***** Entries supplied *****
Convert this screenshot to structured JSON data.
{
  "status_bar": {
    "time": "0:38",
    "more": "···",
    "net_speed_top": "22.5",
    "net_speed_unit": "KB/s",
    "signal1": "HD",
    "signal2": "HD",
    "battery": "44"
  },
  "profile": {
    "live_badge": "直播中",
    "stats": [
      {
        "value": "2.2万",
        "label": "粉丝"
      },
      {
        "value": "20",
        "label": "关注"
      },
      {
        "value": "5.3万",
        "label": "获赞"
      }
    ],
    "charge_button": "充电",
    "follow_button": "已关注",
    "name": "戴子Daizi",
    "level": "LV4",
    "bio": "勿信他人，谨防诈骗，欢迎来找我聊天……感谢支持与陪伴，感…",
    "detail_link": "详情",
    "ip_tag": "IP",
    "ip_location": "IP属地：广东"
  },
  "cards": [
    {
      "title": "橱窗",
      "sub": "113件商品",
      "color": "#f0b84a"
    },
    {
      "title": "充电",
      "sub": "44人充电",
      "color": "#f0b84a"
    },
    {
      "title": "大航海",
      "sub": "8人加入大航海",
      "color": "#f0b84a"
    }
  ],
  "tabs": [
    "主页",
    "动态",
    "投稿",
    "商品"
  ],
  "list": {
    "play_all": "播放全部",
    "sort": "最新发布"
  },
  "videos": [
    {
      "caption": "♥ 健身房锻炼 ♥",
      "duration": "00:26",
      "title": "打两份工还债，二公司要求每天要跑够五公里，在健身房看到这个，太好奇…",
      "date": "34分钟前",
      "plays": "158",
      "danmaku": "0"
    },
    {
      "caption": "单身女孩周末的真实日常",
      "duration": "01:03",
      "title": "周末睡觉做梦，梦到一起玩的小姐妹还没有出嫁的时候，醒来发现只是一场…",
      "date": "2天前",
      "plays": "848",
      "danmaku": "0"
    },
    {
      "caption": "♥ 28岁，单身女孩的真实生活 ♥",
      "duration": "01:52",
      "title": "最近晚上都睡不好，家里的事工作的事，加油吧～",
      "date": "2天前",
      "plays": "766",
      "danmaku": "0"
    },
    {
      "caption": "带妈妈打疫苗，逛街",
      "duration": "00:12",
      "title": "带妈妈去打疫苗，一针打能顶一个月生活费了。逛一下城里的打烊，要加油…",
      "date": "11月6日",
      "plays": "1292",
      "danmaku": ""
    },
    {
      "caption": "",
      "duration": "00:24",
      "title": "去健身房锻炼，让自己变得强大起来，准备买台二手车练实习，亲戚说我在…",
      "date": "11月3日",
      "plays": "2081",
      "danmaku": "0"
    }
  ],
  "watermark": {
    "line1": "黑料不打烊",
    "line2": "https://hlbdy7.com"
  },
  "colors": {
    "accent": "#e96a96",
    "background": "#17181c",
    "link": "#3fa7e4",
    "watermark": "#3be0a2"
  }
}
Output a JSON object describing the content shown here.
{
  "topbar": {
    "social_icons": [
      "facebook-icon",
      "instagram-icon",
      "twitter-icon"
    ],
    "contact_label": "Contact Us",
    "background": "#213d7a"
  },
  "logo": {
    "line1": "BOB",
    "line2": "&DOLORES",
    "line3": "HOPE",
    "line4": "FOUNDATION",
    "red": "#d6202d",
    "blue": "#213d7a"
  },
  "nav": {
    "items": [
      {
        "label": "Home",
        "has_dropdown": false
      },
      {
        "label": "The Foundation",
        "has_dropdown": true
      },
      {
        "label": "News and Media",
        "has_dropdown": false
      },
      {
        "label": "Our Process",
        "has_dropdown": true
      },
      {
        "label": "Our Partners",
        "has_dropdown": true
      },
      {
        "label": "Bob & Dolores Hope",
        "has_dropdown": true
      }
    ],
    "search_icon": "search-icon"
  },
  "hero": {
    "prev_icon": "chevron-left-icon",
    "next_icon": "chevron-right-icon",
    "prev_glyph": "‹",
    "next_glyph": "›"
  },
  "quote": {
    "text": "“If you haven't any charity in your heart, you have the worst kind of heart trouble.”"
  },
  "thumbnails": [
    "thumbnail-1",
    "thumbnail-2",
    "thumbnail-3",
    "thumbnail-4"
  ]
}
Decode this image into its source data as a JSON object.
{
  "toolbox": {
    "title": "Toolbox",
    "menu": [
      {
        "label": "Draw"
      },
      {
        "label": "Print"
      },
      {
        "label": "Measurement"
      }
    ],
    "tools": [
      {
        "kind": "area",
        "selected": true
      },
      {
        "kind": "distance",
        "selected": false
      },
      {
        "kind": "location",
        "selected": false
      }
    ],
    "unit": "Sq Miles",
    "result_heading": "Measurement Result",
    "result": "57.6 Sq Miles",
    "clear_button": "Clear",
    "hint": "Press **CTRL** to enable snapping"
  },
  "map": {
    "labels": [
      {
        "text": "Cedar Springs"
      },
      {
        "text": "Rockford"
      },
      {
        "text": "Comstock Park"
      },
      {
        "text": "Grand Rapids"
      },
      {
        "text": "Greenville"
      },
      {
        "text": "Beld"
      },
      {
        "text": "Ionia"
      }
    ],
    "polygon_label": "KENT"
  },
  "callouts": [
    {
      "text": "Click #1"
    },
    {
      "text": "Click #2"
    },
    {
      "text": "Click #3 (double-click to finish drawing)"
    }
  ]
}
*****
** Set exercise **
Repeat the records exactly, including every line.

** Solution to this task **
Convert this screenshot to structured JSON data.
{
  "status_bar": {
    "time": "0:38",
    "more": "···",
    "net_speed_top": "22.5",
    "net_speed_unit": "KB/s",
    "signal1": "HD",
    "signal2": "HD",
    "battery": "44"
  },
  "profile": {
    "live_badge": "直播中",
    "stats": [
      {
        "value": "2.2万",
        "label": "粉丝"
      },
      {
        "value": "20",
        "label": "关注"
      },
      {
        "value": "5.3万",
        "label": "获赞"
      }
    ],
    "charge_button": "充电",
    "follow_button": "已关注",
    "name": "戴子Daizi",
    "level": "LV4",
    "bio": "勿信他人，谨防诈骗，欢迎来找我聊天……感谢支持与陪伴，感…",
    "detail_link": "详情",
    "ip_tag": "IP",
    "ip_location": "IP属地：广东"
  },
  "cards": [
    {
      "title": "橱窗",
      "sub": "113件商品",
      "color": "#f0b84a"
    },
    {
      "title": "充电",
      "sub": "44人充电",
      "color": "#f0b84a"
    },
    {
      "title": "大航海",
      "sub": "8人加入大航海",
      "color": "#f0b84a"
    }
  ],
  "tabs": [
    "主页",
    "动态",
    "投稿",
    "商品"
  ],
  "list": {
    "play_all": "播放全部",
    "sort": "最新发布"
  },
  "videos": [
    {
      "caption": "♥ 健身房锻炼 ♥",
      "duration": "00:26",
      "title": "打两份工还债，二公司要求每天要跑够五公里，在健身房看到这个，太好奇…",
      "date": "34分钟前",
      "plays": "158",
      "danmaku": "0"
    },
    {
      "caption": "单身女孩周末的真实日常",
      "duration": "01:03",
      "title": "周末睡觉做梦，梦到一起玩的小姐妹还没有出嫁的时候，醒来发现只是一场…",
      "date": "2天前",
      "plays": "848",
      "danmaku": "0"
    },
    {
      "caption": "♥ 28岁，单身女孩的真实生活 ♥",
      "duration": "01:52",
      "title": "最近晚上都睡不好，家里的事工作的事，加油吧～",
      "date": "2天前",
      "plays": "766",
      "danmaku": "0"
    },
    {
      "caption": "带妈妈打疫苗，逛街",
      "duration": "00:12",
      "title": "带妈妈去打疫苗，一针打能顶一个月生活费了。逛一下城里的打烊，要加油…",
      "date": "11月6日",
      "plays": "1292",
      "danmaku": ""
    },
    {
      "caption": "",
      "duration": "00:24",
      "title": "去健身房锻炼，让自己变得强大起来，准备买台二手车练实习，亲戚说我在…",
      "date": "11月3日",
      "plays": "2081",
      "danmaku": "0"
    }
  ],
  "watermark": {
    "line1": "黑料不打烊",
    "line2": "https://hlbdy7.com"
  },
  "colors": {
    "accent": "#e96a96",
    "background": "#17181c",
    "link": "#3fa7e4",
    "watermark": "#3be0a2"
  }
}
Output a JSON object describing the content shown here.
{
  "topbar": {
    "social_icons": [
      "facebook-icon",
      "instagram-icon",
      "twitter-icon"
    ],
    "contact_label": "Contact Us",
    "background": "#213d7a"
  },
  "logo": {
    "line1": "BOB",
    "line2": "&DOLORES",
    "line3": "HOPE",
    "line4": "FOUNDATION",
    "red": "#d6202d",
    "blue": "#213d7a"
  },
  "nav": {
    "items": [
      {
        "label": "Home",
        "has_dropdown": false
      },
      {
        "label": "The Foundation",
        "has_dropdown": true
      },
      {
        "label": "News and Media",
        "has_dropdown": false
      },
      {
        "label": "Our Process",
        "has_dropdown": true
      },
      {
        "label": "Our Partners",
        "has_dropdown": true
      },
      {
        "label": "Bob & Dolores Hope",
        "has_dropdown": true
      }
    ],
    "search_icon": "search-icon"
  },
  "hero": {
    "prev_icon": "chevron-left-icon",
    "next_icon": "chevron-right-icon",
    "prev_glyph": "‹",
    "next_glyph": "›"
  },
  "quote": {
    "text": "“If you haven't any charity in your heart, you have the worst kind of heart trouble.”"
  },
  "thumbnails": [
    "thumbnail-1",
    "thumbnail-2",
    "thumbnail-3",
    "thumbnail-4"
  ]
}
Decode this image into its source data as a JSON object.
{
  "toolbox": {
    "title": "Toolbox",
    "menu": [
      {
        "label": "Draw"
      },
      {
        "label": "Print"
      },
      {
        "label": "Measurement"
      }
    ],
    "tools": [
      {
        "kind": "area",
        "selected": true
      },
      {
        "kind": "distance",
        "selected": false
      },
      {
        "kind": "location",
        "selected": false
      }
    ],
    "unit": "Sq Miles",
    "result_heading": "Measurement Result",
    "result": "57.6 Sq Miles",
    "clear_button": "Clear",
    "hint": "Press **CTRL** to enable snapping"
  },
  "map": {
    "labels": [
      {
        "text": "Cedar Springs"
      },
      {
        "text": "Rockford"
      },
      {
        "text": "Comstock Park"
      },
      {
        "text": "Grand Rapids"
      },
      {
        "text": "Greenville"
      },
      {
        "text": "Beld"
      },
      {
        "text": "Ionia"
      }
    ],
    "polygon_label": "KENT"
  },
  "callouts": [
    {
      "text": "Click #1"
    },
    {
      "text": "Click #2"
    },
    {
      "text": "Click #3 (double-click to finish drawing)"
    }
  ]
}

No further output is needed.